EXCERPT PROVIDED:
Segment Open

Back
to top
    ← To posts list

    Should You Add an AI Bot to Your Docs? Here’s What the Data Says

    Last Updated on
    November 25th, 2025
    Read Time
    11 minute read

    AI bots in documentation have become controversial. Some teams report great results: “Our bot cut support tickets by a third.” Others are skeptical: “Bots are too basic, they’ll never replace a human.”

    Who’s right?

    Both. But the question isn’t whether bots are “smart enough.” The question is: what kinds of questions are people actually asking?

    Here’s what we’ve learned from analyzing question patterns across hundreds of documentation portals with AI assistants: A significant portion of user questions—often 50-70%—are straightforward, factual queries that can be answered directly from existing documentation. The strategic question isn’t whether bots are sophisticated enough, but whether your documentation receives enough of these automatable questions to justify implementation. And the data usually shows they do.

    Real story: Why a bot with limited content still cut support tickets by a third

    A financial services software company was migrating their documentation online. Like many teams we see, they’d been maintaining offline PDFs for years and finally decided to move to a web-based documentation portal.

    This is a common trend: companies realize that searchable, linkable online docs serve users better than downloadable files. But the migration takes time.

    They decided to add an AI assistant to their new online docs—partly to modernize, partly because they’d heard mixed reviews and wanted to test it themselves.

Segment Closed

SUPPLIED MATERIAL:
Segment Open

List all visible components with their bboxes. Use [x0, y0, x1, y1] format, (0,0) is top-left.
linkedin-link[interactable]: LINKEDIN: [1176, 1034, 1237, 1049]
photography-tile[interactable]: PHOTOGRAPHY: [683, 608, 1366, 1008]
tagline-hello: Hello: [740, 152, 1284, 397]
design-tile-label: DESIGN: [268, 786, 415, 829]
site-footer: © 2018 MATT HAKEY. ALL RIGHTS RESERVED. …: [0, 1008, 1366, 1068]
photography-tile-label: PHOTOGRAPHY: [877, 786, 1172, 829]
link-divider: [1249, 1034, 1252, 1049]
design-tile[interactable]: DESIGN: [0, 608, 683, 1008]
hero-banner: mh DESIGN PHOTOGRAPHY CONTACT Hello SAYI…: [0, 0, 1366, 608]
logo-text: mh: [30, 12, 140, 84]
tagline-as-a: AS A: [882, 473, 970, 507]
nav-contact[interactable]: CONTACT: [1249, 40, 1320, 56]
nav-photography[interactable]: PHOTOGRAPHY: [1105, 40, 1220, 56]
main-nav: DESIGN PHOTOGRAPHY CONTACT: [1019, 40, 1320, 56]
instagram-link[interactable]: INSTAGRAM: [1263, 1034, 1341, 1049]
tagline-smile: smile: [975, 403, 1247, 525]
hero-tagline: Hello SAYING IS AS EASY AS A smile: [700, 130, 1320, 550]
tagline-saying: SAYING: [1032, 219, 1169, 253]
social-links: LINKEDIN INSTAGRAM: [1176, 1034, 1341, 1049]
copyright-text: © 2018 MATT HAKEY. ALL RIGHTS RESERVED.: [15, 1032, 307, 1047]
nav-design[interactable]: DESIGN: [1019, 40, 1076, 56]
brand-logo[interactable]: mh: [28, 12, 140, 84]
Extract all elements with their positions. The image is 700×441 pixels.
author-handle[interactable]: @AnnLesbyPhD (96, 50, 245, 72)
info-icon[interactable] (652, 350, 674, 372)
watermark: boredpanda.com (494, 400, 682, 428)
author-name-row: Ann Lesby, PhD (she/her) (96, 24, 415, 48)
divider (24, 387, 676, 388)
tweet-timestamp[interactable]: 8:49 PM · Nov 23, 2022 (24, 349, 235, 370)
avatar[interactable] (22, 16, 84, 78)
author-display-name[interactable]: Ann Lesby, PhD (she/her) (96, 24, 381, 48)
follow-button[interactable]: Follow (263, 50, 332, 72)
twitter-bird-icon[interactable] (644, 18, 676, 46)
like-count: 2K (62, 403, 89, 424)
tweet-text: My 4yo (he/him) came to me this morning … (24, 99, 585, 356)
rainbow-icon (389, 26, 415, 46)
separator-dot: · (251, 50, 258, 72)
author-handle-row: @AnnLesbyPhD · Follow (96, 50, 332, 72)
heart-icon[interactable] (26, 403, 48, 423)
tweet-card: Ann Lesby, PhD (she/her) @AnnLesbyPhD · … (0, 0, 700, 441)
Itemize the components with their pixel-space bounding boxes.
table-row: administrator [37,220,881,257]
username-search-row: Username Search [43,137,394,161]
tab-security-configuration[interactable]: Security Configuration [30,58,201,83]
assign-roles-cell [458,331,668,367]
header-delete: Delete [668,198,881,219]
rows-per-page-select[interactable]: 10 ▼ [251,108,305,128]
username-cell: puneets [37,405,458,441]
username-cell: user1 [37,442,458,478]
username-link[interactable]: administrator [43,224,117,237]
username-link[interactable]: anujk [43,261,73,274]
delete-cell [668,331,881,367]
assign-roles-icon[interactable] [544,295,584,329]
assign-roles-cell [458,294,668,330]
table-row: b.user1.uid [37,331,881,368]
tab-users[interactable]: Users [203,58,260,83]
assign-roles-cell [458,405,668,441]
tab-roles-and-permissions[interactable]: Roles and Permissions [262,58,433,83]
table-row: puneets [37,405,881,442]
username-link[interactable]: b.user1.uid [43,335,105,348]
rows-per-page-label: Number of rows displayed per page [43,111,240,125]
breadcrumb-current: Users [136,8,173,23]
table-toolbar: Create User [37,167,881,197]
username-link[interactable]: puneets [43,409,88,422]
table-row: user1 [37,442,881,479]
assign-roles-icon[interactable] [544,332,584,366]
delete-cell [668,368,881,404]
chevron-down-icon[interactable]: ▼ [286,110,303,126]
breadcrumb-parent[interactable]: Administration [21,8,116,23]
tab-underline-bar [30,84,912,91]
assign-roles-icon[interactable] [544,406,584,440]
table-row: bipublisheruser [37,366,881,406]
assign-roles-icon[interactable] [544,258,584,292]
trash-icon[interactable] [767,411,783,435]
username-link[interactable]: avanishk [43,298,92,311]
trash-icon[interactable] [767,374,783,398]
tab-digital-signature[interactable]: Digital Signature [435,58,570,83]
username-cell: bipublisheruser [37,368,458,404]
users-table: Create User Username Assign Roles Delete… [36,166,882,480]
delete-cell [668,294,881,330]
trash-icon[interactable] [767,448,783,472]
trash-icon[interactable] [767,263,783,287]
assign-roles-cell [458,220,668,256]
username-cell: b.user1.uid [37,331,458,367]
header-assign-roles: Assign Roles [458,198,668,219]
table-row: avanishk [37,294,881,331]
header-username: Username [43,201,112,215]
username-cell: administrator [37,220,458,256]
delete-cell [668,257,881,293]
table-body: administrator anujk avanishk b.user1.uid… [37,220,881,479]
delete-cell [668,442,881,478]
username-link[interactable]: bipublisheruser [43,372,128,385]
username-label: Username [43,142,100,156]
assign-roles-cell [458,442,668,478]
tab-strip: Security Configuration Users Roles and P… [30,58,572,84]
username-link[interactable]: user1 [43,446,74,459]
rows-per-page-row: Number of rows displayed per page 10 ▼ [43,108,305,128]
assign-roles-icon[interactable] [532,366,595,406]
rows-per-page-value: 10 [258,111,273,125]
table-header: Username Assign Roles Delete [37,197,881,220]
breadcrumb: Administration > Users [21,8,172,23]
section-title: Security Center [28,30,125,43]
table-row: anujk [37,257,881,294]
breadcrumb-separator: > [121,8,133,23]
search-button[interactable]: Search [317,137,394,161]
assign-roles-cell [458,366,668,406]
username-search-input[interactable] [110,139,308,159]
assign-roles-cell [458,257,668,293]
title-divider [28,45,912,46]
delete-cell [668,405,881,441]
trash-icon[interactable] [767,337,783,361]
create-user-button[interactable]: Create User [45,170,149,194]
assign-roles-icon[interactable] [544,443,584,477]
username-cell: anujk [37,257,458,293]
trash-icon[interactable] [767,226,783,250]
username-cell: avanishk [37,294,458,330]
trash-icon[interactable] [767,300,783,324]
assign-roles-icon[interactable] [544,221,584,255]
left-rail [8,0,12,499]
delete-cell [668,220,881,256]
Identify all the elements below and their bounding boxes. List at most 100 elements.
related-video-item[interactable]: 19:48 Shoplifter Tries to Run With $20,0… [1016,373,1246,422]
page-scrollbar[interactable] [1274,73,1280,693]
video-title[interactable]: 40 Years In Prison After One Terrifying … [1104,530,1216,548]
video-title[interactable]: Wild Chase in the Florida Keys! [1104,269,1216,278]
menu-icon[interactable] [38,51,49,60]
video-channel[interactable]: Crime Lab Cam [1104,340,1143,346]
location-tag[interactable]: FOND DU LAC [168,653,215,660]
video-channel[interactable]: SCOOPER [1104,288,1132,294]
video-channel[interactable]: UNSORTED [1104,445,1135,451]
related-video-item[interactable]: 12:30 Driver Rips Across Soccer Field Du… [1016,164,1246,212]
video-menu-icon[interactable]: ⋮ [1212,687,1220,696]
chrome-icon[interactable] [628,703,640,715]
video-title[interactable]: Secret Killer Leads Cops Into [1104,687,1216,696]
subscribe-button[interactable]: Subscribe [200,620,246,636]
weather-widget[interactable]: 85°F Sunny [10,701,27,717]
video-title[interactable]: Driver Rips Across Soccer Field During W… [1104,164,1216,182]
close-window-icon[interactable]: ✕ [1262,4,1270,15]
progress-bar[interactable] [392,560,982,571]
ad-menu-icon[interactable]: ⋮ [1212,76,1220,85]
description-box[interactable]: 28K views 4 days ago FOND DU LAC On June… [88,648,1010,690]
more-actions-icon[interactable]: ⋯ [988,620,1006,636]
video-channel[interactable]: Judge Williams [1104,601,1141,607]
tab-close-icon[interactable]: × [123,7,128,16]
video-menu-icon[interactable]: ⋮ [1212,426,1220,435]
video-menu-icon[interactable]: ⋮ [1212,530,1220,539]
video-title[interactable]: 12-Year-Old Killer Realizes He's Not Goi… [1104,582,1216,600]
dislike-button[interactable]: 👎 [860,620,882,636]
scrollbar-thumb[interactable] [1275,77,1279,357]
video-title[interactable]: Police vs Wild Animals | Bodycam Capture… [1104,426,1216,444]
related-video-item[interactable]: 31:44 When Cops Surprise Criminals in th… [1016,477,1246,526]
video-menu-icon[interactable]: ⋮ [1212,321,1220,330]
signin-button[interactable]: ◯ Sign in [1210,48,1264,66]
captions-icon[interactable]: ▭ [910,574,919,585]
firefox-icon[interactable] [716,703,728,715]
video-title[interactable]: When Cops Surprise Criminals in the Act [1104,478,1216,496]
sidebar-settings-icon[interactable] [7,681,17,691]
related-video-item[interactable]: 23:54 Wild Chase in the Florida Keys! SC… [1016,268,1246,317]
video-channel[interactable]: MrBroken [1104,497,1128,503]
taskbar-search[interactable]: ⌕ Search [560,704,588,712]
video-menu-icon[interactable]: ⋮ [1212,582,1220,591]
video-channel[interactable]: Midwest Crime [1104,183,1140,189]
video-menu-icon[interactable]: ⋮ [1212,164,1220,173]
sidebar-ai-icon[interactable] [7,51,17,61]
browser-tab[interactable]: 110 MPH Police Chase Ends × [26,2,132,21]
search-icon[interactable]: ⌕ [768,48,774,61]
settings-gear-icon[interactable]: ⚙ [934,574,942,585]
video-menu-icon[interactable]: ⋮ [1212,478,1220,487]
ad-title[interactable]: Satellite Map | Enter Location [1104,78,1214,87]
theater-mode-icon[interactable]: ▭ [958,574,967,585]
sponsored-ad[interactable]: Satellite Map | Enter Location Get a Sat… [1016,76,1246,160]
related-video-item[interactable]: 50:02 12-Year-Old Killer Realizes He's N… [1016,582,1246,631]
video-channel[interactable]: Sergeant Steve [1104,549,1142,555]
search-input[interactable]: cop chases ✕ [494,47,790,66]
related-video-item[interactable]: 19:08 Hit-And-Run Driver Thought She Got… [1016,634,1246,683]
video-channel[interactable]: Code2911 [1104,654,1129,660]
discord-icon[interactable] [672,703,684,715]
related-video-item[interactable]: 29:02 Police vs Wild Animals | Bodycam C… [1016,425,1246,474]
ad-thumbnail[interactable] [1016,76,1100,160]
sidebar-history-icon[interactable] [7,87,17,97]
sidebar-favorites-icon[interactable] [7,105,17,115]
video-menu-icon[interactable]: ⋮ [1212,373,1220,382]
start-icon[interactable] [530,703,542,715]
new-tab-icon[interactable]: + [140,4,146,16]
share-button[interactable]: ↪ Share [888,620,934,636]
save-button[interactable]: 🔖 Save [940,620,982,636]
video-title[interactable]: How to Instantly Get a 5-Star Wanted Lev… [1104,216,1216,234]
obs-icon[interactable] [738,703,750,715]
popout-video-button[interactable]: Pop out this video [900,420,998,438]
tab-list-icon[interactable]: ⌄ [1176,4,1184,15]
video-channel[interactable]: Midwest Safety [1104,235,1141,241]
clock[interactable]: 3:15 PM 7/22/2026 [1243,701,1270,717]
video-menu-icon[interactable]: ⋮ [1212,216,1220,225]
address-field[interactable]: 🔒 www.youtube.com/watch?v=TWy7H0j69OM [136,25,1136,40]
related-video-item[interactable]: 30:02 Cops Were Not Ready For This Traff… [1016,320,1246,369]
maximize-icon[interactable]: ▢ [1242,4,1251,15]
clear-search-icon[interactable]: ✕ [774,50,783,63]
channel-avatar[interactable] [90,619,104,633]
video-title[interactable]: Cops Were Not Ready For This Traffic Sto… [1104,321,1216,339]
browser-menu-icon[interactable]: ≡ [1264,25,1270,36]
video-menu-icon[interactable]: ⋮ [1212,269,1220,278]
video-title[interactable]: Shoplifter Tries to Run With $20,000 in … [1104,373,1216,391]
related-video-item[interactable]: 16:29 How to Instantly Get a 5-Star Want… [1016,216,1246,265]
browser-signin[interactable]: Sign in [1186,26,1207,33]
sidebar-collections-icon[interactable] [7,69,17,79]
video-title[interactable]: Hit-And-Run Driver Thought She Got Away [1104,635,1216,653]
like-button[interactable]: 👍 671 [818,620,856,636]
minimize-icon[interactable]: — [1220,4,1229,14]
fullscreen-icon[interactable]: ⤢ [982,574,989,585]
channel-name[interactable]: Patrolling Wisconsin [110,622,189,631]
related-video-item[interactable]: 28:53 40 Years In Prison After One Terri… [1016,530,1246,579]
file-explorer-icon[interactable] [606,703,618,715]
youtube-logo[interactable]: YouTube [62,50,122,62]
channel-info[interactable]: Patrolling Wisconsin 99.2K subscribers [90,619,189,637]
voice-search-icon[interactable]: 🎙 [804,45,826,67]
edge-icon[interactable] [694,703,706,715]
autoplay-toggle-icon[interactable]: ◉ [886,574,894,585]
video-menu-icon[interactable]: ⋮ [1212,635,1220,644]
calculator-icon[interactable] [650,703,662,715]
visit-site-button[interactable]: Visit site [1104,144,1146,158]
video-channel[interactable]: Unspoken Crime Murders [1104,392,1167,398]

Segment Closed

WORK TASK 1:
In the article on adding AI bots to documentation, reproduce word for word the part that opens with "AI bots in documentation" and closes with "shows they do.".
WORK TASK 2:
Take the article on AI bots in documentation further from its final sentence.

FINAL ANSWER 1:
AI bots in documentation have become controversial. Some teams report great results: “Our bot cut support tickets by a third.” Others are skeptical: “Bots are too basic, they’ll never replace a human.”

    Who’s right?

    Both. But the question isn’t whether bots are “smart enough.” The question is: what kinds of questions are people actually asking?

    Here’s what we’ve learned from analyzing question patterns across hundreds of documentation portals with AI assistants: A significant portion of user questions—often 50-70%—are straightforward, factual queries that can be answered directly from existing documentation. The strategic question isn’t whether bots are sophisticated enough, but whether your documentation receives enough of these automatable questions to justify implementation. And the data usually shows they do.

FINAL ANSWER 2:
    The problem: the migration was only 60% complete. Major features were still documented in old PDFs, not yet transferred to the online portal.

    The hesitation: “Should we wait until everything is online before enabling the bot? It seems pointless with so much content still missing.”

    They decided to launch it anyway, figuring they’d learn what didn’t work.

    Three weeks later, support tickets had dropped 31%.

    Why? They analyzed three weeks of questions users asked the bot.

    The discovery: 58% of questions to the bot were simple questions with clear answers in the existing documentation:

      On these questions, the bot performed well—even with incomplete documentation. It found the relevant article, pulled the answer, showed the source. Users got what they needed.

      The other 42% were either questions about undocumented features (bot couldn’t answer, which was expected) or complex, context-heavy questions that needed human troubleshooting anyway.

      The key insight: The bot’s effectiveness wasn’t limited by incomplete documentation. It was determined by the fact that most real user questions are simple.

      Important context: Not all users interact with the bot. Many go straight to emailing support—they don’t even try the docs. So a 31% reduction in support tickets represents significant relief for the team, even though it’s not half or more.

      The bot wasn’t magic. It was just good enough for the simple questions—and it turned out the simple questions were the majority.

      Here’s something we see consistently: even when the answer is on the first page of search results, many users will ask a bot instead.

      Why do users prefer asking a bot over searching documentation themselves, even when the answer is readily available in search results? Here are the top 3 reasons based on behavioral analysis:

      1. Lower cognitive load

      It’s easier to type a question in natural language (“How do I reset my password?”) than to formulate a good search query (“password reset” vs “change password” vs “forgot password”). With a bot, you just ask—the way you’d ask a colleague.

      2. Confirmation seeking

      “I read the article, but I want to make sure I understood it correctly.” Even when users find the answer through search, they often ask the bot to confirm their interpretation. This is especially common for important or risky actions.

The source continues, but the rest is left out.